> **STATED PROBLEM**: Transcribe all of the records precisely as they are presented.

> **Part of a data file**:
^^^^^^^^

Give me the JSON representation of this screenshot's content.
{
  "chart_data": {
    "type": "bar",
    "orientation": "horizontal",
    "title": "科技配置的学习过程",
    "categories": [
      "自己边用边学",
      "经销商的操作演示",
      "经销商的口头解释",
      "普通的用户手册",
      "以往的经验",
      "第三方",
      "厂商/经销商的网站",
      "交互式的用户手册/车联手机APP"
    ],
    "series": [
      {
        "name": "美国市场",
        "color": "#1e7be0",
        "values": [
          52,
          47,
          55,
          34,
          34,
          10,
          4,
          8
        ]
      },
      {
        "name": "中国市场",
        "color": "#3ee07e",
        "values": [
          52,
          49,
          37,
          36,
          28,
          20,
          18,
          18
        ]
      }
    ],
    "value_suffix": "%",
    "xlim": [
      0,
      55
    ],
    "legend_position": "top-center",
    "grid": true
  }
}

^^^^^^^^

> **WORKED SOLUTION**:
Give me the JSON representation of this screenshot's content.
{
  "chart_data": {
    "type": "bar",
    "orientation": "horizontal",
    "title": "科技配置的学习过程",
    "categories": [
      "自己边用边学",
      "经销商的操作演示",
      "经销商的口头解释",
      "普通的用户手册",
      "以往的经验",
      "第三方",
      "厂商/经销商的网站",
      "交互式的用户手册/车联手机APP"
    ],
    "series": [
      {
        "name": "美国市场",
        "color": "#1e7be0",
        "values": [
          52,
          47,
          55,
          34,
          34,
          10,
          4,
          8
        ]
      },
      {
        "name": "中国市场",
        "color": "#3ee07e",
        "values": [
          52,
          49,
          37,
          36,
          28,
          20,
          18,
          18
        ]
      }
    ],
    "value_suffix": "%",
    "xlim": [
      0,
      55
    ],
    "legend_position": "top-center",
    "grid": true
  }
}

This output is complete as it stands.